Stated goal:
Work out how many lines have "going" in them. Give only that number.

Raw records:
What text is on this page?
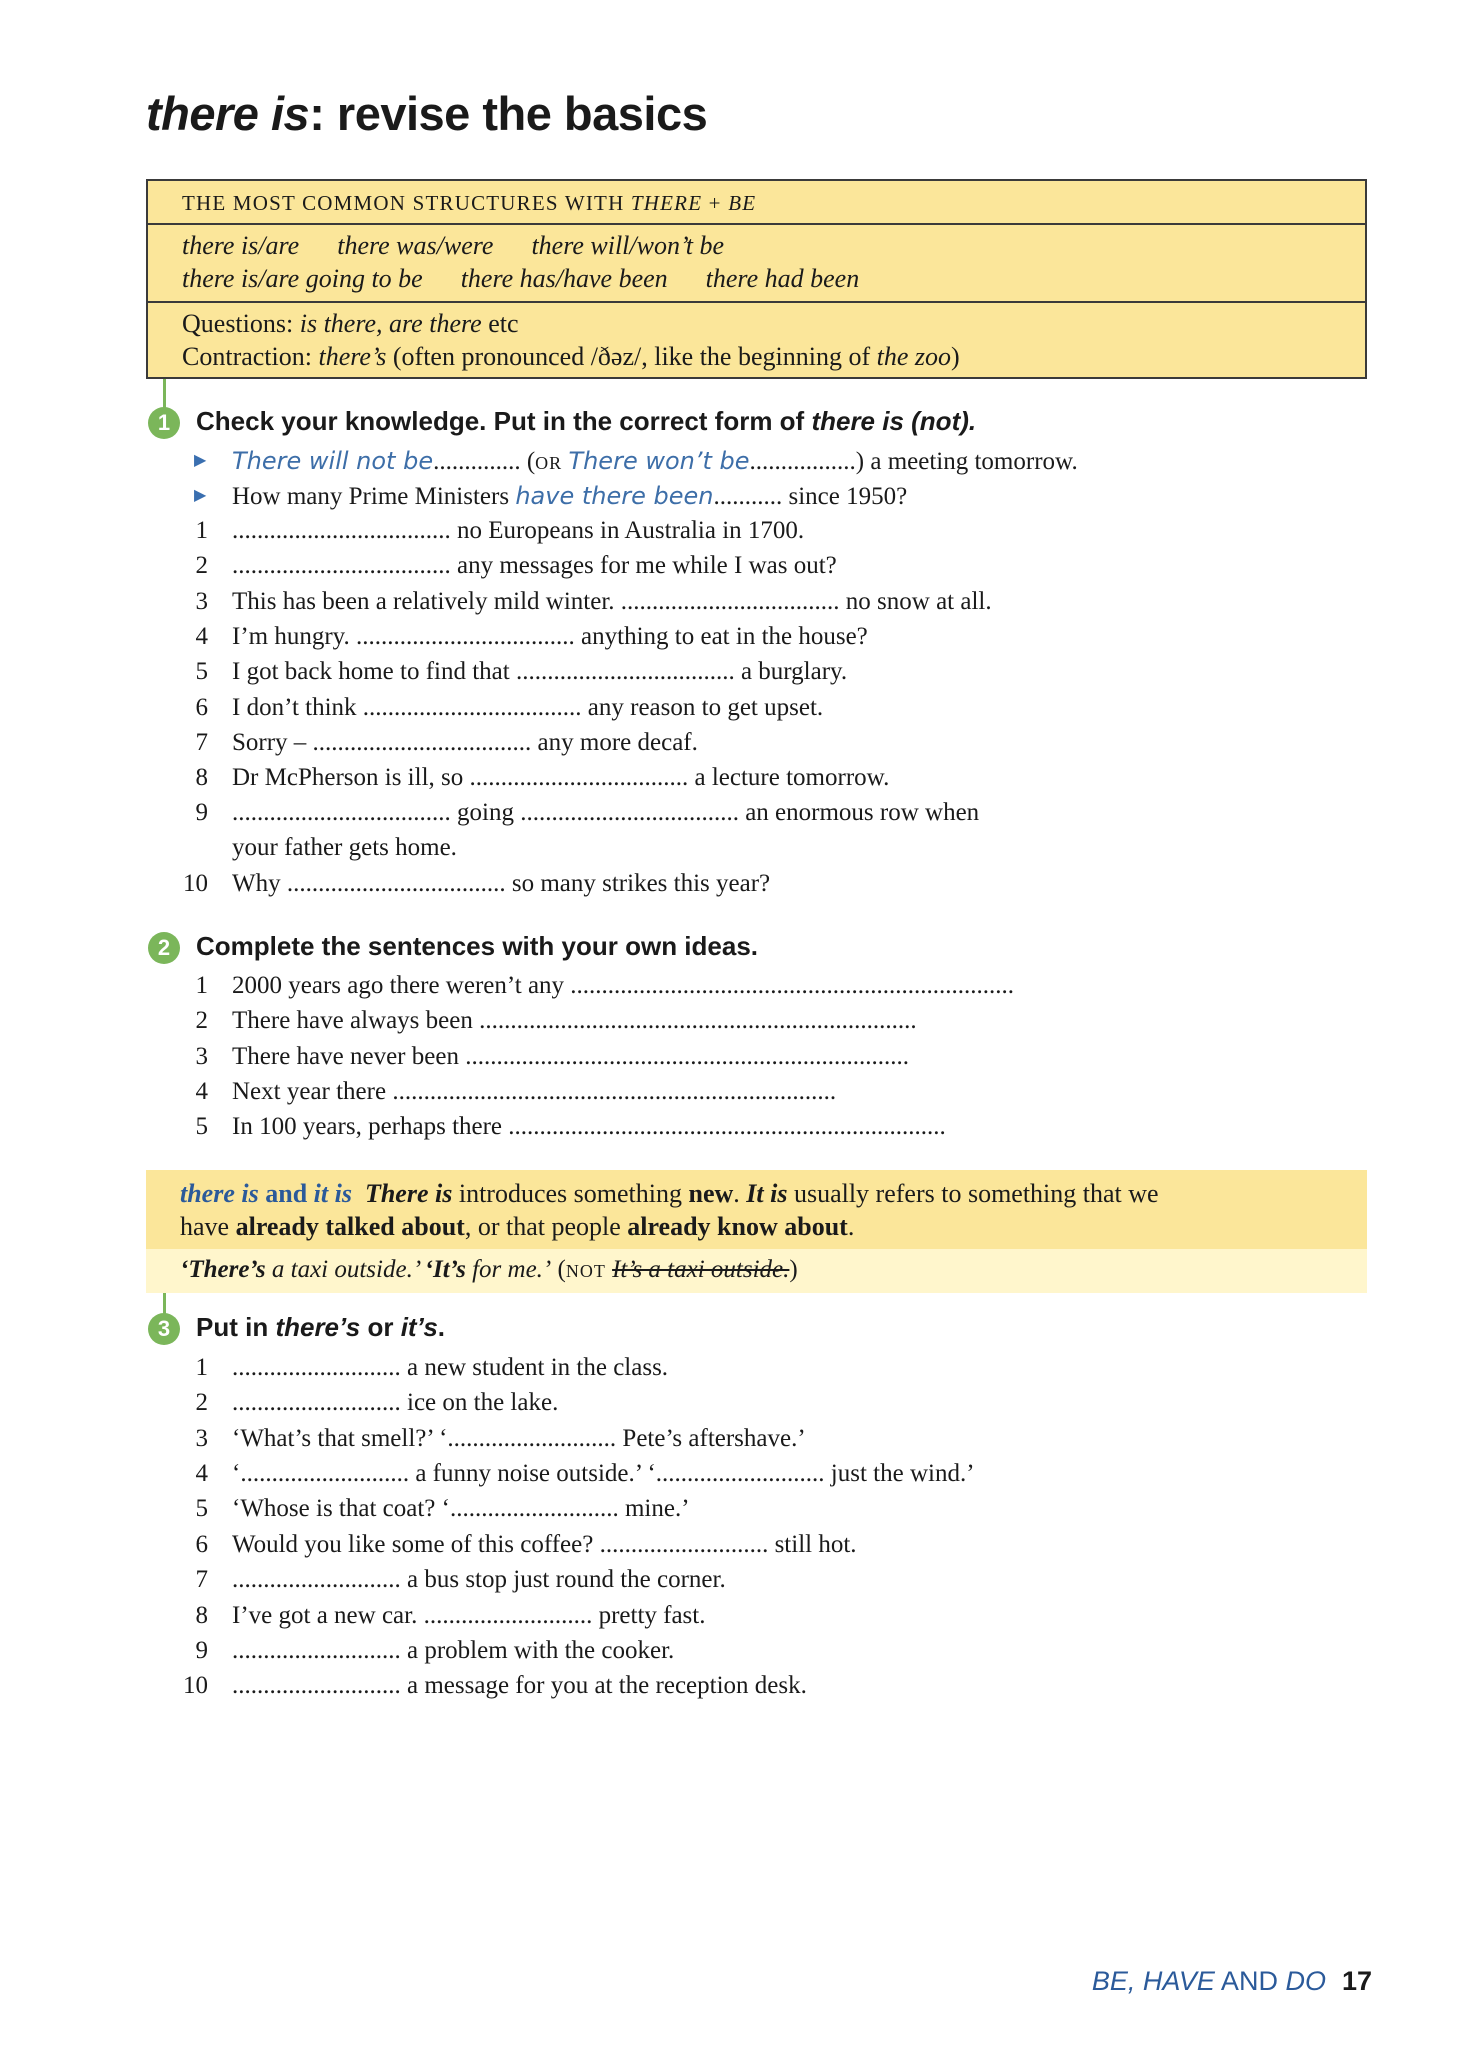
there is: revise the basics
THE MOST COMMON STRUCTURES WITH THERE + BE
there is/are there was/were there will/won’t be
there is/are going to be there has/have been there had been
Questions: is there, are there etc
Contraction: there’s (often pronounced /ðəz/, like the beginning of the zoo)
1 Check your knowledge. Put in the correct form of there is (not).
▶ There will not be.............. (OR There won’t be.................) a meeting tomorrow.
▶ How many Prime Ministers have there been........... since 1950?
1 ................................... no Europeans in Australia in 1700.
2 ................................... any messages for me while I was out?
3 This has been a relatively mild winter. ................................... no snow at all.
4 I’m hungry. ................................... anything to eat in the house?
5 I got back home to find that ................................... a burglary.
6 I don’t think ................................... any reason to get upset.
7 Sorry – ................................... any more decaf.
8 Dr McPherson is ill, so ................................... a lecture tomorrow.
9 ................................... going ................................... an enormous row when
your father gets home.
10 Why ................................... so many strikes this year?
2 Complete the sentences with your own ideas.
1 2000 years ago there weren’t any .......................................................................
2 There have always been ......................................................................
3 There have never been .......................................................................
4 Next year there .......................................................................
5 In 100 years, perhaps there ......................................................................
there is and it is There is introduces something new. It is usually refers to something that we
have already talked about, or that people already know about.
‘There’s a taxi outside.’ ‘It’s for me.’ (NOT It’s a taxi outside.)
3 Put in there’s or it’s.
1 ........................... a new student in the class.
2 ........................... ice on the lake.
3 ‘What’s that smell?’ ‘........................... Pete’s aftershave.’
4 ‘........................... a funny noise outside.’ ‘........................... just the wind.’
5 ‘Whose is that coat? ‘........................... mine.’
6 Would you like some of this coffee? ........................... still hot.
7 ........................... a bus stop just round the corner.
8 I’ve got a new car. ........................... pretty fast.
9 ........................... a problem with the cooker.
10 ........................... a message for you at the reception desk.
BE, HAVE AND DO 17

Complete answer:
2